Without the pictures, output the records below word for word.
........
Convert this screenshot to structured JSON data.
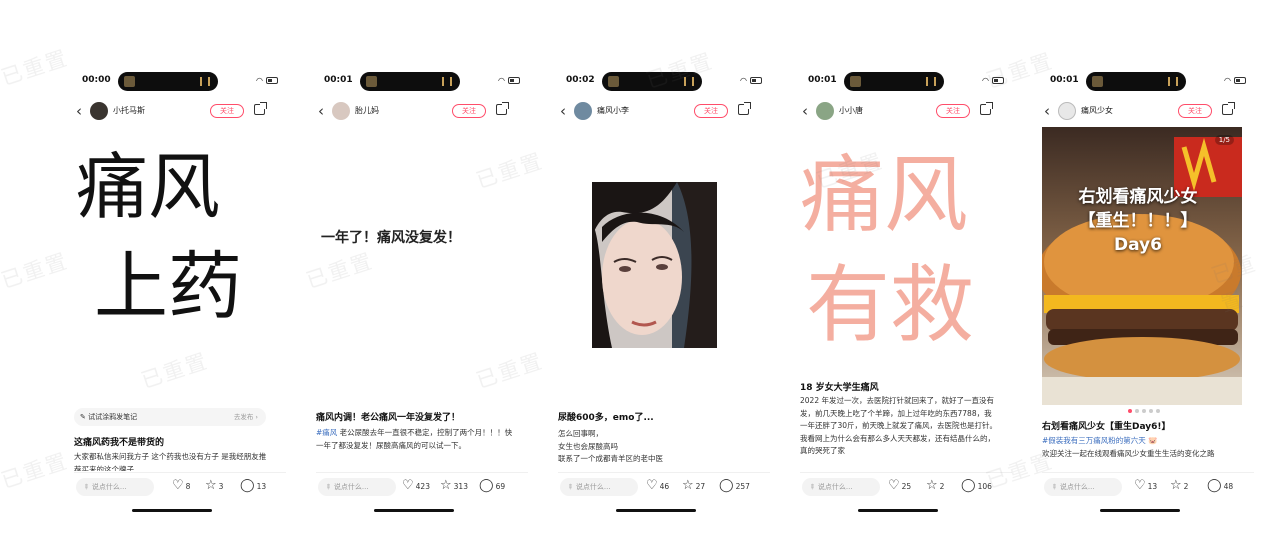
{
  "accent_color": "#ff4d6a",
  "follow_label": "关注",
  "comment_placeholder": "说点什么...",
  "watermark": "已重置",
  "icons": {
    "like": "heart-icon",
    "collect": "star-icon",
    "comment": "comment-icon",
    "share": "share-icon",
    "back": "back-arrow-icon"
  },
  "phones": [
    {
      "time": "00:00",
      "user": "小托马斯",
      "cover_line1": "痛风",
      "cover_line2": "上药",
      "ai_banner": "试试涂鸦发笔记",
      "ai_banner_action": "去发布 ›",
      "title": "这痛风药我不是带货的",
      "desc": "大家都私信来问我方子 这个药我也没有方子 是我经朋友推荐买来的这个牌子",
      "likes": "8",
      "collects": "3",
      "comments": "13"
    },
    {
      "time": "00:01",
      "user": "胎儿妈",
      "cover_text": "一年了！痛风没复发！",
      "title": "痛风内调！老公痛风一年没复发了！",
      "tag": "#痛风",
      "desc": " 老公尿酸去年一直很不稳定，控制了两个月！！！快一年了都没复发！尿酸高痛风的可以试一下。",
      "likes": "423",
      "collects": "313",
      "comments": "69"
    },
    {
      "time": "00:02",
      "user": "痛风小李",
      "title": "尿酸600多，emo了...",
      "desc_lines": [
        "怎么回事啊，",
        "女生也会尿酸高吗",
        "联系了一个成都青羊区的老中医"
      ],
      "likes": "46",
      "collects": "27",
      "comments": "257"
    },
    {
      "time": "00:01",
      "user": "小小唐",
      "cover_line1": "痛风",
      "cover_line2": "有救",
      "title": "18 岁女大学生痛风",
      "desc": "2022 年发过一次，去医院打针就回来了，就好了一直没有发，前几天晚上吃了个羊蹄，加上过年吃的东西7788，我一年还胖了30斤，前天晚上就发了痛风，去医院也是打针。我看网上为什么会有那么多人天天都发，还有结晶什么的，真的哭死了家",
      "likes": "25",
      "collects": "2",
      "comments": "106"
    },
    {
      "time": "00:01",
      "user": "痛风少女",
      "page_counter": "1/5",
      "cover_line1": "右划看痛风少女",
      "cover_line2": "【重生！！！】",
      "cover_line3": "Day6",
      "title": "右划看痛风少女【重生Day6!】",
      "tag": "#假装我有三万痛风粉的第六天",
      "desc": "欢迎关注一起在线观看痛风少女重生生活的变化之路",
      "likes": "13",
      "collects": "2",
      "comments": "48"
    }
  ]
}
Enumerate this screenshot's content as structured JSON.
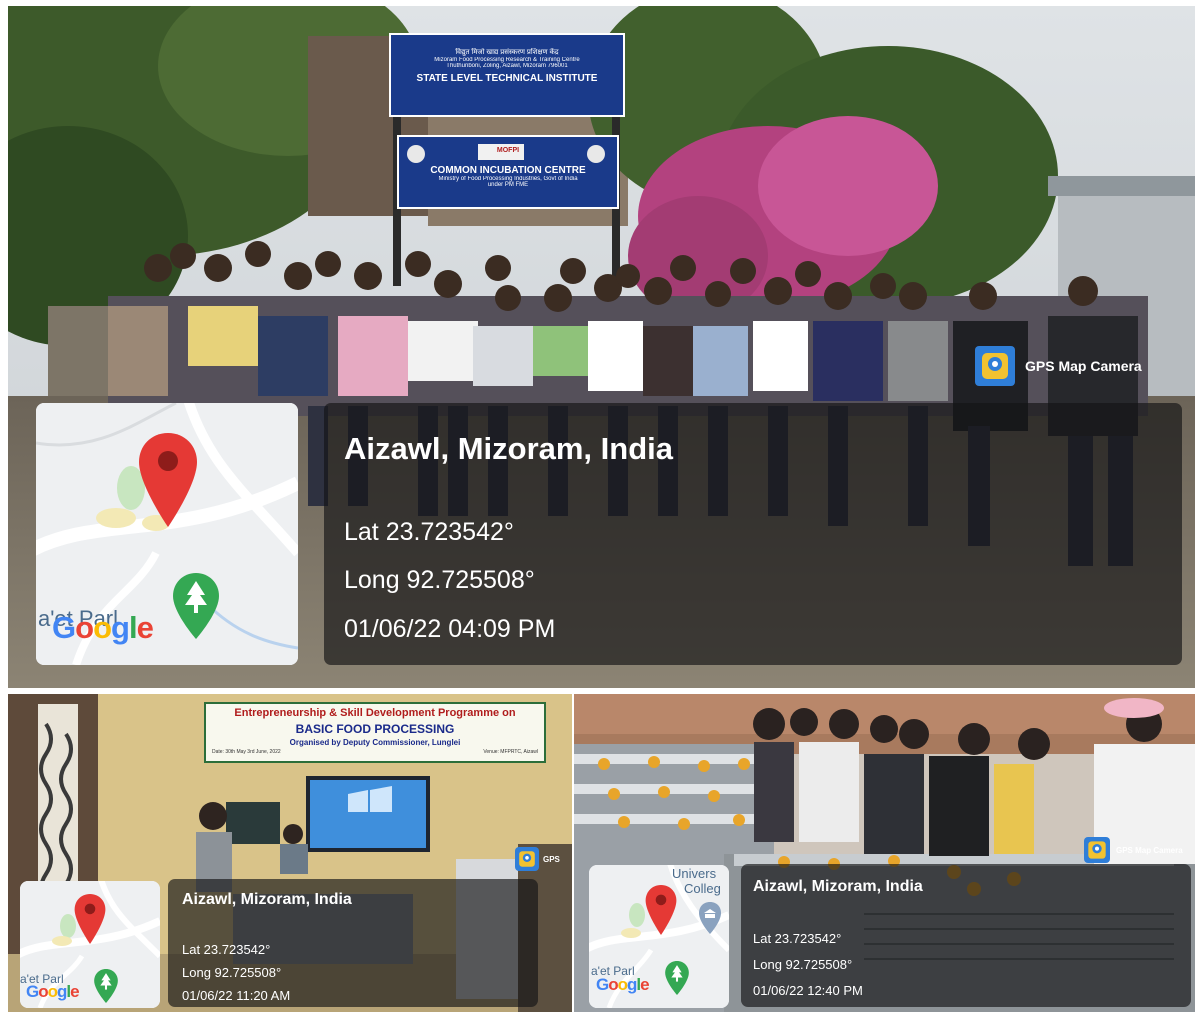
........
RESPONSE TO THE EXERCISE:
Convert this screenshot to structured JSON data.
{
  "accent_color": "#ff4d6a",
  "follow_label": "关注",
  "comment_placeholder": "说点什么...",
  "watermark": "已重置",
  "icons": {
    "like": "heart-icon",
    "collect": "star-icon",
    "comment": "comment-icon",
    "share": "share-icon",
    "back": "back-arrow-icon"
  },
  "phones": [
    {
      "time": "00:00",
      "user": "小托马斯",
      "cover_line1": "痛风",
      "cover_line2": "上药",
      "ai_banner": "试试涂鸦发笔记",
      "ai_banner_action": "去发布 ›",
      "title": "这痛风药我不是带货的",
      "desc": "大家都私信来问我方子 这个药我也没有方子 是我经朋友推荐买来的这个牌子",
      "likes": "8",
      "collects": "3",
      "comments": "13"
    },
    {
      "time": "00:01",
      "user": "胎儿妈",
      "cover_text": "一年了！痛风没复发！",
      "title": "痛风内调！老公痛风一年没复发了！",
      "tag": "#痛风",
      "desc": " 老公尿酸去年一直很不稳定，控制了两个月！！！快一年了都没复发！尿酸高痛风的可以试一下。",
      "likes": "423",
      "collects": "313",
      "comments": "69"
    },
    {
      "time": "00:02",
      "user": "痛风小李",
      "title": "尿酸600多，emo了...",
      "desc_lines": [
        "怎么回事啊，",
        "女生也会尿酸高吗",
        "联系了一个成都青羊区的老中医"
      ],
      "likes": "46",
      "collects": "27",
      "comments": "257"
    },
    {
      "time": "00:01",
      "user": "小小唐",
      "cover_line1": "痛风",
      "cover_line2": "有救",
      "title": "18 岁女大学生痛风",
      "desc": "2022 年发过一次，去医院打针就回来了，就好了一直没有发，前几天晚上吃了个羊蹄，加上过年吃的东西7788，我一年还胖了30斤，前天晚上就发了痛风，去医院也是打针。我看网上为什么会有那么多人天天都发，还有结晶什么的，真的哭死了家",
      "likes": "25",
      "collects": "2",
      "comments": "106"
    },
    {
      "time": "00:01",
      "user": "痛风少女",
      "page_counter": "1/5",
      "cover_line1": "右划看痛风少女",
      "cover_line2": "【重生！！！】",
      "cover_line3": "Day6",
      "title": "右划看痛风少女【重生Day6!】",
      "tag": "#假装我有三万痛风粉的第六天",
      "desc": "欢迎关注一起在线观看痛风少女重生生活的变化之路",
      "likes": "13",
      "collects": "2",
      "comments": "48"
    }
  ]
}
Enumerate this screenshot's content as structured JSON.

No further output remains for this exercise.